▸ Requirements: Copy all the material below, exactly as it stands.

▸ Records provided:
——————

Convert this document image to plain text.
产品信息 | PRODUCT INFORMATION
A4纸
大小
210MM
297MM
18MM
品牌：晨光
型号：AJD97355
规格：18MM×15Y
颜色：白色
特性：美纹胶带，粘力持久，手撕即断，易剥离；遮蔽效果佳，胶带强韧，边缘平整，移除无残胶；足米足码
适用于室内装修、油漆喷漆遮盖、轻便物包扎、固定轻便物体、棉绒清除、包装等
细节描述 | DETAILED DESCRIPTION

——————

▸ Written answer:
Convert this document image to plain text.
产品信息 | PRODUCT INFORMATION
A4纸
大小
210MM
297MM
18MM
品牌：晨光
型号：AJD97355
规格：18MM×15Y
颜色：白色
特性：美纹胶带，粘力持久，手撕即断，易剥离；遮蔽效果佳，胶带强韧，边缘平整，移除无残胶；足米足码
适用于室内装修、油漆喷漆遮盖、轻便物包扎、固定轻便物体、棉绒清除、包装等
细节描述 | DETAILED DESCRIPTION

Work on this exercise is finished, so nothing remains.